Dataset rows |
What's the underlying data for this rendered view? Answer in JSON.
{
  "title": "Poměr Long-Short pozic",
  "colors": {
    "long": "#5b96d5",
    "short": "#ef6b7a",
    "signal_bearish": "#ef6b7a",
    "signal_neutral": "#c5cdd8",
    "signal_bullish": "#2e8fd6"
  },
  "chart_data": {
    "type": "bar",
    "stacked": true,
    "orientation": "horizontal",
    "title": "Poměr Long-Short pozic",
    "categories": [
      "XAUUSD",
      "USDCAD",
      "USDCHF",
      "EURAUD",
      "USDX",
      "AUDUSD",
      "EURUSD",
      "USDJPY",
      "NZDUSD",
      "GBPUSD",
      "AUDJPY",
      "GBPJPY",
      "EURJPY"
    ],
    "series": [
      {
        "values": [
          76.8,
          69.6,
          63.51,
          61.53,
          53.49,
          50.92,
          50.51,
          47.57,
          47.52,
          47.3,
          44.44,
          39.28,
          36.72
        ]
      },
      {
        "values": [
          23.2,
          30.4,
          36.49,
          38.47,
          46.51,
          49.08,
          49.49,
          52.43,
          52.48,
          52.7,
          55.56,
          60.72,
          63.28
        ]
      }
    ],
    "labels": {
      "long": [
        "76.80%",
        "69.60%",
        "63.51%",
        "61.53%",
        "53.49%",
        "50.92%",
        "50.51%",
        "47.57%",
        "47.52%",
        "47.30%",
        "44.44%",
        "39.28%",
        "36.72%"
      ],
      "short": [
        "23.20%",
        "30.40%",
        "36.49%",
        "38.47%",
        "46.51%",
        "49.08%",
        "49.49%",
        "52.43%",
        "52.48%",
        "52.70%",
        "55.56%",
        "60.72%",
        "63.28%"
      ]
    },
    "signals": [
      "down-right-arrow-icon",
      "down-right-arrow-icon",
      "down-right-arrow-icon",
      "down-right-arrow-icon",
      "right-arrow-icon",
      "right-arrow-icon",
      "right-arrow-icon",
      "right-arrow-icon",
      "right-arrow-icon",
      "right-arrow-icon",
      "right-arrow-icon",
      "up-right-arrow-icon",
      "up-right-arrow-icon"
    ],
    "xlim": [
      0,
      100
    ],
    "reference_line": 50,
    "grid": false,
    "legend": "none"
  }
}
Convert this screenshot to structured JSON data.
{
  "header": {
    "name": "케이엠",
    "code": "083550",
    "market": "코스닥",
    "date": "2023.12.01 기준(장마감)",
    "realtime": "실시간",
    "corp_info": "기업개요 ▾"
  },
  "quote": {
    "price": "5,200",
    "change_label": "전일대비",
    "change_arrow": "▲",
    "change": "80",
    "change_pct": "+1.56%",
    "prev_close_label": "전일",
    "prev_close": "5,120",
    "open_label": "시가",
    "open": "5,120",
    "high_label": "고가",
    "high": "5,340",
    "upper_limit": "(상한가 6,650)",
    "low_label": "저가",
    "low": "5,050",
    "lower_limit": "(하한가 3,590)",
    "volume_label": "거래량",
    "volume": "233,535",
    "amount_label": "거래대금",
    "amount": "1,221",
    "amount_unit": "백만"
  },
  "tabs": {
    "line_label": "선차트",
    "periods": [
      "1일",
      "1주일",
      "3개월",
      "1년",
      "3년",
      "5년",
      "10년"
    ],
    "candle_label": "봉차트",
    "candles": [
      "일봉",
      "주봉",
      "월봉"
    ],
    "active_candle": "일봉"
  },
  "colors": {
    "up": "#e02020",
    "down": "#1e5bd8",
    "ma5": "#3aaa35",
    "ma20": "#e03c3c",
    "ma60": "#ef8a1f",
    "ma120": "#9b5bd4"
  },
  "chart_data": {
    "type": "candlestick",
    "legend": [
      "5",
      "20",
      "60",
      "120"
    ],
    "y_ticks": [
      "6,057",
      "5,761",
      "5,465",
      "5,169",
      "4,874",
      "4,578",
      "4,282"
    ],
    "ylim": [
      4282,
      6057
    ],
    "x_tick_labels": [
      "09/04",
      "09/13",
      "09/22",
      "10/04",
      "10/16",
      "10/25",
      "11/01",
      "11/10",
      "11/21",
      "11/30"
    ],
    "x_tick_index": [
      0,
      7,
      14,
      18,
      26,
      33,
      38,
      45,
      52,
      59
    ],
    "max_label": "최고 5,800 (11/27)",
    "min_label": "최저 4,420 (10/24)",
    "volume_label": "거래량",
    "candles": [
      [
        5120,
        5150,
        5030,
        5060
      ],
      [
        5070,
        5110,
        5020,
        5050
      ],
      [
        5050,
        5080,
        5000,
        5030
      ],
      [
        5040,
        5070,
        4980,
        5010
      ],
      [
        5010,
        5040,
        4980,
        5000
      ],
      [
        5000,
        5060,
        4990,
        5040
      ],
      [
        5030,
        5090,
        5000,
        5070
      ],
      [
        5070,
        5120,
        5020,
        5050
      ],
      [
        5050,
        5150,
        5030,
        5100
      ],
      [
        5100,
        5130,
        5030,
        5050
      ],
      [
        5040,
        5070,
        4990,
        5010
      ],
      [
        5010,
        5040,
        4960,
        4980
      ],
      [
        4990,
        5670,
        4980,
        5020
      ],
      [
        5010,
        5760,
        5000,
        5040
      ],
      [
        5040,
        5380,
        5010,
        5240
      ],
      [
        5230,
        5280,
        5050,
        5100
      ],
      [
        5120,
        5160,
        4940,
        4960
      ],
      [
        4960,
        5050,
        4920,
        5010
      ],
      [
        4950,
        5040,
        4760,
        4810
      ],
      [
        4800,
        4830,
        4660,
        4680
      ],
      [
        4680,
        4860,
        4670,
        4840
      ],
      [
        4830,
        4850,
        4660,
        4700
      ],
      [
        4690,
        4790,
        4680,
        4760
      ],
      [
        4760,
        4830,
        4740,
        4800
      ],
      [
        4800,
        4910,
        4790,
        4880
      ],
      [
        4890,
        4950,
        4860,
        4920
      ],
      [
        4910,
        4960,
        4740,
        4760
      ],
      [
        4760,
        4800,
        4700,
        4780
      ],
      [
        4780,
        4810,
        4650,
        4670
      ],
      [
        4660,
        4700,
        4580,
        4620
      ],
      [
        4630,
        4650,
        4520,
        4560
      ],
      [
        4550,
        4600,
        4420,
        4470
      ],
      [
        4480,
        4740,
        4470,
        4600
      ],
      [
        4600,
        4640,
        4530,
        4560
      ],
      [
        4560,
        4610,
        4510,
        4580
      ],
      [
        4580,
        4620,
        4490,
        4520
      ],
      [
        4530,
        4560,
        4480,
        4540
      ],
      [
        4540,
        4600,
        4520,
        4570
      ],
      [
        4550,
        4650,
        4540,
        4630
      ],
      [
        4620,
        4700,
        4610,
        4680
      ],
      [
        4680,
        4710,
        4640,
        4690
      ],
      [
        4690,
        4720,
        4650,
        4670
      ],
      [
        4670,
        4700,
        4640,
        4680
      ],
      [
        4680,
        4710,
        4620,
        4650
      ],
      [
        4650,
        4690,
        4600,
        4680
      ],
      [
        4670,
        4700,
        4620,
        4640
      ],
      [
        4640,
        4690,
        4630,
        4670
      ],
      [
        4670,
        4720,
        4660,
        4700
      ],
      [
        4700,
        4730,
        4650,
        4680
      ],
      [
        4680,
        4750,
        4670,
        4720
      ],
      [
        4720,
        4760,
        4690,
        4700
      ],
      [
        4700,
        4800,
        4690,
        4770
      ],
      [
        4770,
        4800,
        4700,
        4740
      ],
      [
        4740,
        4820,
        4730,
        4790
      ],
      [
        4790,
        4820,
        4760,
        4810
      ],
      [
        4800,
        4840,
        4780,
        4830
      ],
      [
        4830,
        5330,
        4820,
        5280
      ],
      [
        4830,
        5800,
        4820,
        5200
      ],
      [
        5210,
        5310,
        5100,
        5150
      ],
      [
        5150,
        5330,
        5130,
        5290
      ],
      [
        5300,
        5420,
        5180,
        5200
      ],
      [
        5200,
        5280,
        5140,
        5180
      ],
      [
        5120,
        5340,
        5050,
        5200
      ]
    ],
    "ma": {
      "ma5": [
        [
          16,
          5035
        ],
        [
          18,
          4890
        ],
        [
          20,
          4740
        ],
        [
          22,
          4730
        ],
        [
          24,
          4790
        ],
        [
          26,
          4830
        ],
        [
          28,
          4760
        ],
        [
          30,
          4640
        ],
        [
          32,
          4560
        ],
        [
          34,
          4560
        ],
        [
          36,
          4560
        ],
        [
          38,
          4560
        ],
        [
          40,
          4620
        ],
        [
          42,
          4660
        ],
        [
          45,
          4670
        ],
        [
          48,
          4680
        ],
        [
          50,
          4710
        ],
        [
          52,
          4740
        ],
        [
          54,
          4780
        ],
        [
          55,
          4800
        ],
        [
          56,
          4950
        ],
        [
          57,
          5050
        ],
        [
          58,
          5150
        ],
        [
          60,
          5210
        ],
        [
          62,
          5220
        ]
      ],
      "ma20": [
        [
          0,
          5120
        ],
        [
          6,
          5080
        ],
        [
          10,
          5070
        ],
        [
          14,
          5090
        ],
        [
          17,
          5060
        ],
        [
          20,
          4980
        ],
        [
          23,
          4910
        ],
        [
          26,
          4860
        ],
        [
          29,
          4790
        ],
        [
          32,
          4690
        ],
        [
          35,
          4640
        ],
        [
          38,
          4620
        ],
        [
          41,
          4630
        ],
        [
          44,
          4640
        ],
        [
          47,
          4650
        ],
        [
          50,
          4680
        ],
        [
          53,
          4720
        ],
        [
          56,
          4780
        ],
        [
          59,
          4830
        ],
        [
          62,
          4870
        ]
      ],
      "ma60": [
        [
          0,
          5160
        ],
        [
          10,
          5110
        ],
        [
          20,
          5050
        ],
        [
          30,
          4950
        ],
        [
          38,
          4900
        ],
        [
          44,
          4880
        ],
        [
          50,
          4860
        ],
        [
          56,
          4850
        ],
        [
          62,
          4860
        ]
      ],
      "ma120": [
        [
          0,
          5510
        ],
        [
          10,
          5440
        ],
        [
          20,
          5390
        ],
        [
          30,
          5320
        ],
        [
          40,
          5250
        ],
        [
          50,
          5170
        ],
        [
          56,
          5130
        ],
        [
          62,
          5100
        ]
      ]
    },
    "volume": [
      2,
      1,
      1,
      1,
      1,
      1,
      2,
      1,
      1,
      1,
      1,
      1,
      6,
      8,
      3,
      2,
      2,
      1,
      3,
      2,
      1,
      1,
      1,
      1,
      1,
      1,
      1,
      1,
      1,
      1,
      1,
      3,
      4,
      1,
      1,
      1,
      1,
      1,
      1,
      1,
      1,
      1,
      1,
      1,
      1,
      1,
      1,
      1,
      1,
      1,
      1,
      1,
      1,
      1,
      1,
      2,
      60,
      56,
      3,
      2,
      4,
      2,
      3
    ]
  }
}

WHAT IS EXPECTED |
Copy out every line from the material above in which the word "Poměr" appears.

ANSWER IN FULL |
  "title": "Poměr Long-Short pozic",
    "title": "Poměr Long-Short pozic",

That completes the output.